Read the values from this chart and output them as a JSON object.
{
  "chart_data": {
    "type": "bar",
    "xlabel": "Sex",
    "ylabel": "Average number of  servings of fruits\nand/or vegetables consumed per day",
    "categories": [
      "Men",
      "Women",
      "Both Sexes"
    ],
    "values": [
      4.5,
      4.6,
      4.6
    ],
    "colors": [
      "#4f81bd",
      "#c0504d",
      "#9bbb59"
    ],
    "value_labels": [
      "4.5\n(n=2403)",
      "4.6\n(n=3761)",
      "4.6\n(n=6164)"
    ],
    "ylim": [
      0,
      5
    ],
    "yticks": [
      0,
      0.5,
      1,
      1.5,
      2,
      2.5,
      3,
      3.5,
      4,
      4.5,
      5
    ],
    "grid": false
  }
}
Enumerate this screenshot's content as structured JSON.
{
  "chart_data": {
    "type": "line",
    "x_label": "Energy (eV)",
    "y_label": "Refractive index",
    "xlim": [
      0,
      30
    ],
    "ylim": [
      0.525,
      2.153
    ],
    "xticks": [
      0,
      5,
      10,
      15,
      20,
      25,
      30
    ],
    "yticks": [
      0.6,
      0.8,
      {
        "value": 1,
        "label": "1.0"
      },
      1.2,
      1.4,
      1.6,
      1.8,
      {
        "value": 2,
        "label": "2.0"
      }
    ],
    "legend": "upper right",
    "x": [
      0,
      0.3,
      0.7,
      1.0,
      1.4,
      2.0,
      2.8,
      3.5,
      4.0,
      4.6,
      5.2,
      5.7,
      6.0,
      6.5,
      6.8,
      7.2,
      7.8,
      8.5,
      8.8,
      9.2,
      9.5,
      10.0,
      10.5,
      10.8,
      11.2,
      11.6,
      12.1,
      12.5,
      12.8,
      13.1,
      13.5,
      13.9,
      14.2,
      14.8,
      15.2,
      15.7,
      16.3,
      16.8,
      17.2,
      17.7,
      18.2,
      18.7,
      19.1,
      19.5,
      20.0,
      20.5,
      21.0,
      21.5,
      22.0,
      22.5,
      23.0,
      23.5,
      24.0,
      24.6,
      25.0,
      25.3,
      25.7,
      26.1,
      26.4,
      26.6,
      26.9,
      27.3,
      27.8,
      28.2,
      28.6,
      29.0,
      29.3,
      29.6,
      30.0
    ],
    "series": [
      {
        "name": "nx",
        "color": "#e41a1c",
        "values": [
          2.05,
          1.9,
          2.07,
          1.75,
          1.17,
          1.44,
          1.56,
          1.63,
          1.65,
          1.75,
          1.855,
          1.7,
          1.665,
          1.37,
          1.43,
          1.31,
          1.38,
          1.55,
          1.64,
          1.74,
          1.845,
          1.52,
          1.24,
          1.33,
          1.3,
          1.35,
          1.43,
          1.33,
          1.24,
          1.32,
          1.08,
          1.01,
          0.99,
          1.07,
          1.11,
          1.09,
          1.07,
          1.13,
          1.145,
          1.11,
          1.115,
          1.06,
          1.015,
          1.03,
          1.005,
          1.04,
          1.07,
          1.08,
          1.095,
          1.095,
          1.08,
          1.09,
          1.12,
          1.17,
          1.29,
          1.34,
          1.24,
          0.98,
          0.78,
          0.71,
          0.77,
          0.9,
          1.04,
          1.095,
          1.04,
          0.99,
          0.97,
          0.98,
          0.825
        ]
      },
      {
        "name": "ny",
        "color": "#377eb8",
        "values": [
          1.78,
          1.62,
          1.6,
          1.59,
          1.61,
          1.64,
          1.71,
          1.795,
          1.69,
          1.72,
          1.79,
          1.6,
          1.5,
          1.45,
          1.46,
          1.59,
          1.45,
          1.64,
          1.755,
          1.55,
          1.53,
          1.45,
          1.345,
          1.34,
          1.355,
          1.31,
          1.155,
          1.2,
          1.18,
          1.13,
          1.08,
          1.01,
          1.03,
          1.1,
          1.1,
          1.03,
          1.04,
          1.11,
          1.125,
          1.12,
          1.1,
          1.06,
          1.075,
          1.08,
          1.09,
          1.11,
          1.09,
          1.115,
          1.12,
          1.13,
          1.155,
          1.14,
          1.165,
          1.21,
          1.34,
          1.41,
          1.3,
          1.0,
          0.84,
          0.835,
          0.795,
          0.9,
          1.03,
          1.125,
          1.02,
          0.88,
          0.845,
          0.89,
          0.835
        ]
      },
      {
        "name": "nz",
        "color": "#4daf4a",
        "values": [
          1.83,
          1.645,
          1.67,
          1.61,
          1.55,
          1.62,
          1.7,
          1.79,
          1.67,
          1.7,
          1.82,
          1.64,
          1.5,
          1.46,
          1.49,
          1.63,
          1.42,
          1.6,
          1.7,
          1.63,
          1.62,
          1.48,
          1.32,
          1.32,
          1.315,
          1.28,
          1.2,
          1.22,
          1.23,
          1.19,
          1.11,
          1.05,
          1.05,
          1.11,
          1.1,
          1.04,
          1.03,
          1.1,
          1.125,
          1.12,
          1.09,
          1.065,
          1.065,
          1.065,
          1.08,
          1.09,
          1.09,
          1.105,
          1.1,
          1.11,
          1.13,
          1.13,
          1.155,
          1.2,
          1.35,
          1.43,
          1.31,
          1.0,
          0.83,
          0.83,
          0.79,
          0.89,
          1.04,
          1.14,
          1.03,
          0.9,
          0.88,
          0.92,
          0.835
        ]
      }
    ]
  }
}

Problem requirements :: Give back all the data exactly as written.

Final result ::
Read the values from this chart and output them as a JSON object.
{
  "chart_data": {
    "type": "bar",
    "xlabel": "Sex",
    "ylabel": "Average number of  servings of fruits\nand/or vegetables consumed per day",
    "categories": [
      "Men",
      "Women",
      "Both Sexes"
    ],
    "values": [
      4.5,
      4.6,
      4.6
    ],
    "colors": [
      "#4f81bd",
      "#c0504d",
      "#9bbb59"
    ],
    "value_labels": [
      "4.5\n(n=2403)",
      "4.6\n(n=3761)",
      "4.6\n(n=6164)"
    ],
    "ylim": [
      0,
      5
    ],
    "yticks": [
      0,
      0.5,
      1,
      1.5,
      2,
      2.5,
      3,
      3.5,
      4,
      4.5,
      5
    ],
    "grid": false
  }
}
Enumerate this screenshot's content as structured JSON.
{
  "chart_data": {
    "type": "line",
    "x_label": "Energy (eV)",
    "y_label": "Refractive index",
    "xlim": [
      0,
      30
    ],
    "ylim": [
      0.525,
      2.153
    ],
    "xticks": [
      0,
      5,
      10,
      15,
      20,
      25,
      30
    ],
    "yticks": [
      0.6,
      0.8,
      {
        "value": 1,
        "label": "1.0"
      },
      1.2,
      1.4,
      1.6,
      1.8,
      {
        "value": 2,
        "label": "2.0"
      }
    ],
    "legend": "upper right",
    "x": [
      0,
      0.3,
      0.7,
      1.0,
      1.4,
      2.0,
      2.8,
      3.5,
      4.0,
      4.6,
      5.2,
      5.7,
      6.0,
      6.5,
      6.8,
      7.2,
      7.8,
      8.5,
      8.8,
      9.2,
      9.5,
      10.0,
      10.5,
      10.8,
      11.2,
      11.6,
      12.1,
      12.5,
      12.8,
      13.1,
      13.5,
      13.9,
      14.2,
      14.8,
      15.2,
      15.7,
      16.3,
      16.8,
      17.2,
      17.7,
      18.2,
      18.7,
      19.1,
      19.5,
      20.0,
      20.5,
      21.0,
      21.5,
      22.0,
      22.5,
      23.0,
      23.5,
      24.0,
      24.6,
      25.0,
      25.3,
      25.7,
      26.1,
      26.4,
      26.6,
      26.9,
      27.3,
      27.8,
      28.2,
      28.6,
      29.0,
      29.3,
      29.6,
      30.0
    ],
    "series": [
      {
        "name": "nx",
        "color": "#e41a1c",
        "values": [
          2.05,
          1.9,
          2.07,
          1.75,
          1.17,
          1.44,
          1.56,
          1.63,
          1.65,
          1.75,
          1.855,
          1.7,
          1.665,
          1.37,
          1.43,
          1.31,
          1.38,
          1.55,
          1.64,
          1.74,
          1.845,
          1.52,
          1.24,
          1.33,
          1.3,
          1.35,
          1.43,
          1.33,
          1.24,
          1.32,
          1.08,
          1.01,
          0.99,
          1.07,
          1.11,
          1.09,
          1.07,
          1.13,
          1.145,
          1.11,
          1.115,
          1.06,
          1.015,
          1.03,
          1.005,
          1.04,
          1.07,
          1.08,
          1.095,
          1.095,
          1.08,
          1.09,
          1.12,
          1.17,
          1.29,
          1.34,
          1.24,
          0.98,
          0.78,
          0.71,
          0.77,
          0.9,
          1.04,
          1.095,
          1.04,
          0.99,
          0.97,
          0.98,
          0.825
        ]
      },
      {
        "name": "ny",
        "color": "#377eb8",
        "values": [
          1.78,
          1.62,
          1.6,
          1.59,
          1.61,
          1.64,
          1.71,
          1.795,
          1.69,
          1.72,
          1.79,
          1.6,
          1.5,
          1.45,
          1.46,
          1.59,
          1.45,
          1.64,
          1.755,
          1.55,
          1.53,
          1.45,
          1.345,
          1.34,
          1.355,
          1.31,
          1.155,
          1.2,
          1.18,
          1.13,
          1.08,
          1.01,
          1.03,
          1.1,
          1.1,
          1.03,
          1.04,
          1.11,
          1.125,
          1.12,
          1.1,
          1.06,
          1.075,
          1.08,
          1.09,
          1.11,
          1.09,
          1.115,
          1.12,
          1.13,
          1.155,
          1.14,
          1.165,
          1.21,
          1.34,
          1.41,
          1.3,
          1.0,
          0.84,
          0.835,
          0.795,
          0.9,
          1.03,
          1.125,
          1.02,
          0.88,
          0.845,
          0.89,
          0.835
        ]
      },
      {
        "name": "nz",
        "color": "#4daf4a",
        "values": [
          1.83,
          1.645,
          1.67,
          1.61,
          1.55,
          1.62,
          1.7,
          1.79,
          1.67,
          1.7,
          1.82,
          1.64,
          1.5,
          1.46,
          1.49,
          1.63,
          1.42,
          1.6,
          1.7,
          1.63,
          1.62,
          1.48,
          1.32,
          1.32,
          1.315,
          1.28,
          1.2,
          1.22,
          1.23,
          1.19,
          1.11,
          1.05,
          1.05,
          1.11,
          1.1,
          1.04,
          1.03,
          1.1,
          1.125,
          1.12,
          1.09,
          1.065,
          1.065,
          1.065,
          1.08,
          1.09,
          1.09,
          1.105,
          1.1,
          1.11,
          1.13,
          1.13,
          1.155,
          1.2,
          1.35,
          1.43,
          1.31,
          1.0,
          0.83,
          0.83,
          0.79,
          0.89,
          1.04,
          1.14,
          1.03,
          0.9,
          0.88,
          0.92,
          0.835
        ]
      }
    ]
  }
}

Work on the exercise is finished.